Given instruction: Look for the string "ylabel" in every line, and copy each line that has it.
┌─ Records for this exercise
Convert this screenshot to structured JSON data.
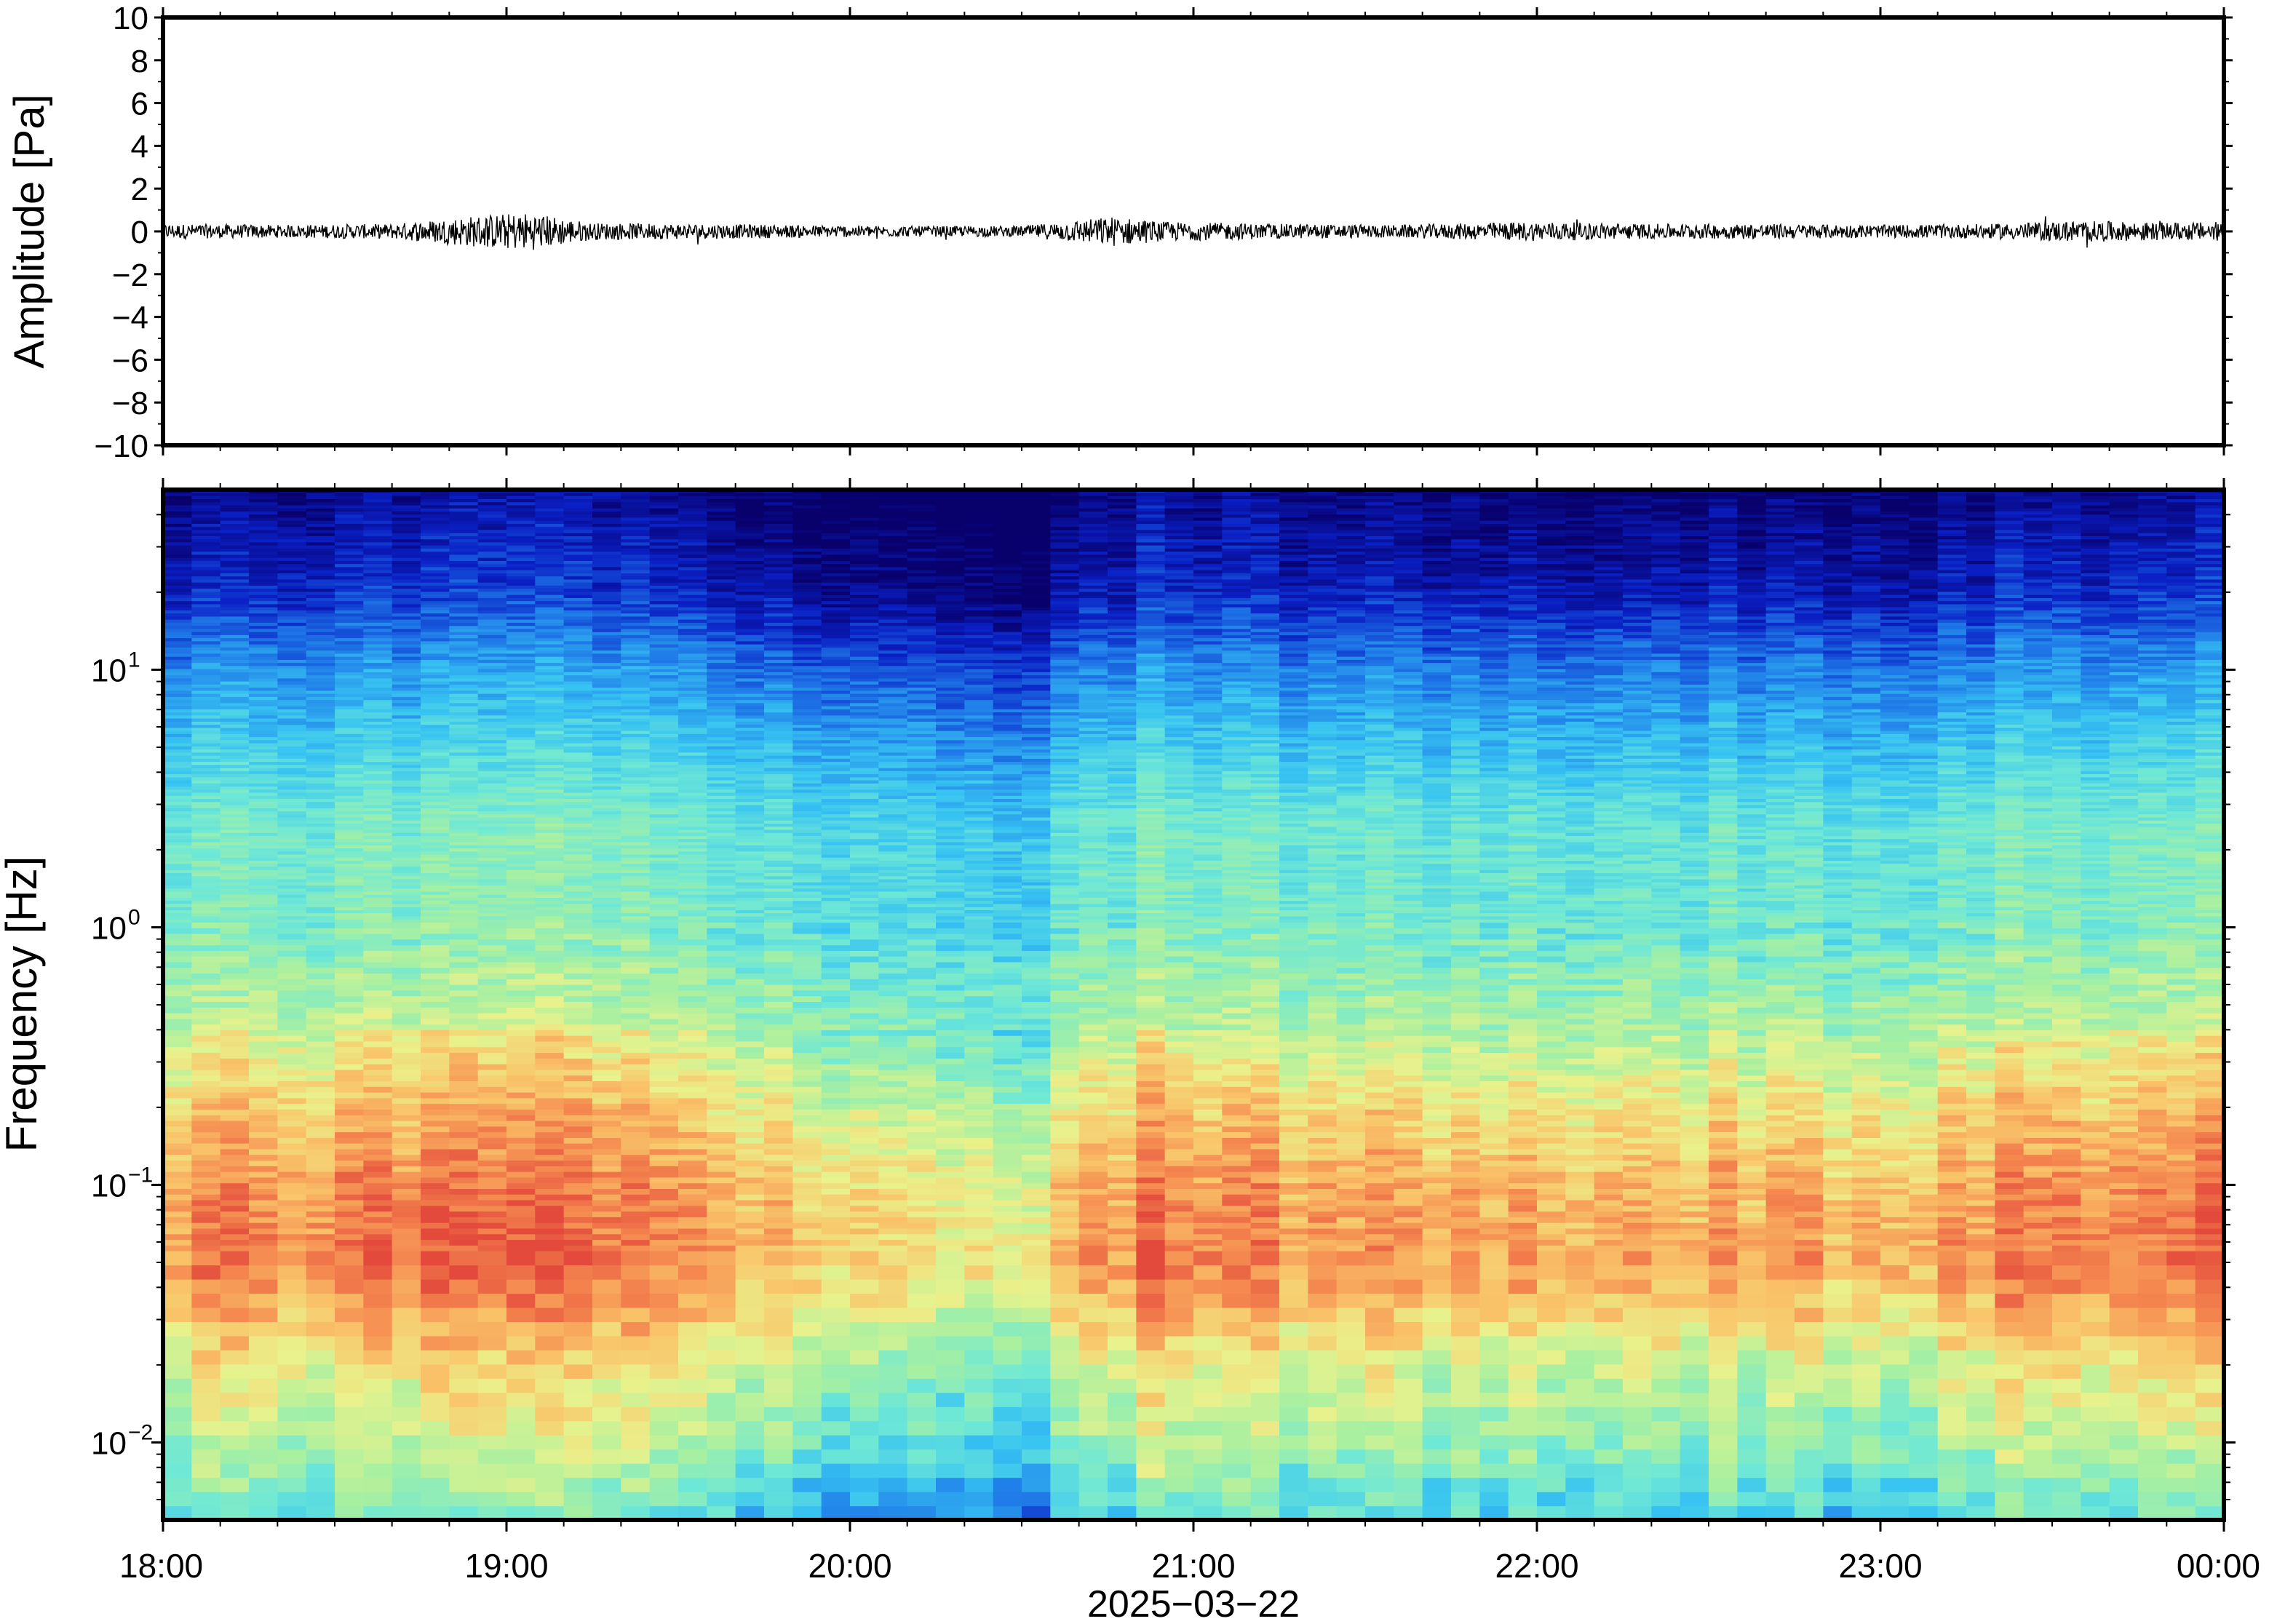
{
  "chart_data": [
    {
      "type": "line",
      "panel": "waveform",
      "ylabel": "Amplitude [Pa]",
      "ylim": [
        -10,
        10
      ],
      "yticks": [
        "10",
        "8",
        "6",
        "4",
        "2",
        "0",
        "−2",
        "−4",
        "−6",
        "−8",
        "−10"
      ],
      "ytick_values": [
        10,
        8,
        6,
        4,
        2,
        0,
        -2,
        -4,
        -6,
        -8,
        -10
      ],
      "xlim": [
        "18:00",
        "00:00"
      ],
      "series": [
        {
          "x_minutes_from_1800": [
            0,
            30,
            60,
            90,
            120,
            150,
            180,
            210,
            240,
            270,
            300,
            330,
            360
          ],
          "amplitude_envelope_pa": [
            0.3,
            0.3,
            0.6,
            0.4,
            0.3,
            0.25,
            0.3,
            0.55,
            0.3,
            0.3,
            0.4,
            0.3,
            0.45
          ],
          "line_color": "#000000"
        }
      ],
      "envelope": [
        {
          "x": 0,
          "amp": 0.35
        },
        {
          "x": 20,
          "amp": 0.3
        },
        {
          "x": 40,
          "amp": 0.35
        },
        {
          "x": 55,
          "amp": 0.75
        },
        {
          "x": 64,
          "amp": 0.9
        },
        {
          "x": 75,
          "amp": 0.4
        },
        {
          "x": 95,
          "amp": 0.35
        },
        {
          "x": 110,
          "amp": 0.3
        },
        {
          "x": 130,
          "amp": 0.25
        },
        {
          "x": 150,
          "amp": 0.25
        },
        {
          "x": 166,
          "amp": 0.7
        },
        {
          "x": 175,
          "amp": 0.45
        },
        {
          "x": 195,
          "amp": 0.35
        },
        {
          "x": 215,
          "amp": 0.3
        },
        {
          "x": 240,
          "amp": 0.45
        },
        {
          "x": 260,
          "amp": 0.35
        },
        {
          "x": 280,
          "amp": 0.35
        },
        {
          "x": 300,
          "amp": 0.3
        },
        {
          "x": 320,
          "amp": 0.35
        },
        {
          "x": 335,
          "amp": 0.5
        },
        {
          "x": 350,
          "amp": 0.4
        },
        {
          "x": 360,
          "amp": 0.45
        }
      ]
    },
    {
      "type": "heatmap",
      "panel": "spectrogram",
      "ylabel": "Frequency [Hz]",
      "yscale": "log",
      "ylim_hz": [
        0.005,
        50
      ],
      "yticks": [
        {
          "base": "10",
          "exp": "1",
          "value": 10
        },
        {
          "base": "10",
          "exp": "0",
          "value": 1
        },
        {
          "base": "10",
          "exp": "−1",
          "value": 0.1
        },
        {
          "base": "10",
          "exp": "−2",
          "value": 0.01
        }
      ],
      "xlabel": "2025−03−22",
      "xticks": [
        "18:00",
        "19:00",
        "20:00",
        "21:00",
        "22:00",
        "23:00",
        "00:00"
      ],
      "xlim": [
        "18:00",
        "00:00"
      ],
      "colormap": [
        "#08006b",
        "#0a1fc4",
        "#1f7ae8",
        "#37c3f2",
        "#6ee8d6",
        "#a9f0a0",
        "#e9f28c",
        "#f9c56a",
        "#f58a50",
        "#e34a3b"
      ],
      "power_profile_by_log_frequency": [
        {
          "log10_hz": 1.7,
          "level": 0.0
        },
        {
          "log10_hz": 1.3,
          "level": 0.08
        },
        {
          "log10_hz": 1.0,
          "level": 0.22
        },
        {
          "log10_hz": 0.7,
          "level": 0.32
        },
        {
          "log10_hz": 0.4,
          "level": 0.42
        },
        {
          "log10_hz": 0.0,
          "level": 0.44
        },
        {
          "log10_hz": -0.4,
          "level": 0.55
        },
        {
          "log10_hz": -0.7,
          "level": 0.68
        },
        {
          "log10_hz": -1.0,
          "level": 0.78
        },
        {
          "log10_hz": -1.3,
          "level": 0.82
        },
        {
          "log10_hz": -1.5,
          "level": 0.72
        },
        {
          "log10_hz": -1.7,
          "level": 0.6
        },
        {
          "log10_hz": -2.0,
          "level": 0.5
        },
        {
          "log10_hz": -2.3,
          "level": 0.35
        }
      ],
      "time_activity": [
        {
          "x": 0,
          "a": 0.05
        },
        {
          "x": 40,
          "a": 0.1
        },
        {
          "x": 64,
          "a": 0.15
        },
        {
          "x": 90,
          "a": 0.1
        },
        {
          "x": 120,
          "a": -0.08
        },
        {
          "x": 150,
          "a": -0.12
        },
        {
          "x": 175,
          "a": 0.15
        },
        {
          "x": 200,
          "a": 0.05
        },
        {
          "x": 230,
          "a": 0.0
        },
        {
          "x": 260,
          "a": 0.05
        },
        {
          "x": 290,
          "a": 0.0
        },
        {
          "x": 330,
          "a": 0.1
        },
        {
          "x": 360,
          "a": 0.1
        }
      ]
    }
  ]
}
└─
Answer for this exercise:
      "ylabel": "Amplitude [Pa]",
      "ylabel": "Frequency [Hz]",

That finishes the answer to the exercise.